• WHAT YOU HAVE TO DO: Give only the count of lines containing "спальный".

• RECORDS FOR THE TASK:
════════

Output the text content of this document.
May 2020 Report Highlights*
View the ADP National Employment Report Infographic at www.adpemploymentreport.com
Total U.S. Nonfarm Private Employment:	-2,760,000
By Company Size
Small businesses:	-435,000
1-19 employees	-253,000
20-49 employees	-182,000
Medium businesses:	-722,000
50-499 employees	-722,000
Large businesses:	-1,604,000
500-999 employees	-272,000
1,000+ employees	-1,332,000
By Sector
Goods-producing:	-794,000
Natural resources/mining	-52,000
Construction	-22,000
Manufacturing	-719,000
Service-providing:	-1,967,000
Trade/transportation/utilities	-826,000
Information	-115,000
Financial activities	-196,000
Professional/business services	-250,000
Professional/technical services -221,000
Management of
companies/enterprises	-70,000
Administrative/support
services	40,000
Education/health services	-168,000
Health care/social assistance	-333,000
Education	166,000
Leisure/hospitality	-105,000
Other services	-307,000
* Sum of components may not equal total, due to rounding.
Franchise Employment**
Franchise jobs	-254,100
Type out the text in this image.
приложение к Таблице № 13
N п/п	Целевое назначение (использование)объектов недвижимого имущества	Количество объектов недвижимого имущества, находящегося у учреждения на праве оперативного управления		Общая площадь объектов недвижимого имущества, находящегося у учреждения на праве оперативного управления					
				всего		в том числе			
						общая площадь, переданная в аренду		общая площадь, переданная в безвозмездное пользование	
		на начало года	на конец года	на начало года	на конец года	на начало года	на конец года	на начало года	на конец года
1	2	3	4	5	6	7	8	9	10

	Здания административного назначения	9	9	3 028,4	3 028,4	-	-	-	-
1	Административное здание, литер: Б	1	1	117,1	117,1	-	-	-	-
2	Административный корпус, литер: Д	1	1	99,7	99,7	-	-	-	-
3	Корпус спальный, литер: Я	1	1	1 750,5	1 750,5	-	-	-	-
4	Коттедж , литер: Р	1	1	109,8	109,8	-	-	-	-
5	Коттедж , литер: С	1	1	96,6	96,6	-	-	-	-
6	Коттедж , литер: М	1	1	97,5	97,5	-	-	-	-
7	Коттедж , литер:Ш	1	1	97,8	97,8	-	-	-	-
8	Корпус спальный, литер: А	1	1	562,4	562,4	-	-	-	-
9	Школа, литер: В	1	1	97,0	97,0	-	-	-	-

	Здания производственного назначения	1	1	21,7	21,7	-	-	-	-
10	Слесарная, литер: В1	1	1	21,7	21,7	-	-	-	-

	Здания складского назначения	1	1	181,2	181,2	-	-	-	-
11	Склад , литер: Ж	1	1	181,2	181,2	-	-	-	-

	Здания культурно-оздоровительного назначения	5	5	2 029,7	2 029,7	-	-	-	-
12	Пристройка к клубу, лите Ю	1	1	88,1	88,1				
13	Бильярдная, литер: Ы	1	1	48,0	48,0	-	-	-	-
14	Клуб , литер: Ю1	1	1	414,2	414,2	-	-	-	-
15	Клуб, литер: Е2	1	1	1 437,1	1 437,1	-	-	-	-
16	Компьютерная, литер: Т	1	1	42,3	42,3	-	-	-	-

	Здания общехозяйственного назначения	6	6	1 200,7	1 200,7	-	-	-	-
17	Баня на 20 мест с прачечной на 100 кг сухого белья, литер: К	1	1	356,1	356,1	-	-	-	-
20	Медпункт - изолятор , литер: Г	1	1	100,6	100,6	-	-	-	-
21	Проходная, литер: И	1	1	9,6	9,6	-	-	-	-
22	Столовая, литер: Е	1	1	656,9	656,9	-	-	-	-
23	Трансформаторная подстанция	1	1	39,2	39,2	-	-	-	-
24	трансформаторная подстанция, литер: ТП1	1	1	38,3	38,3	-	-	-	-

════════

• CORRECT ANSWER: 2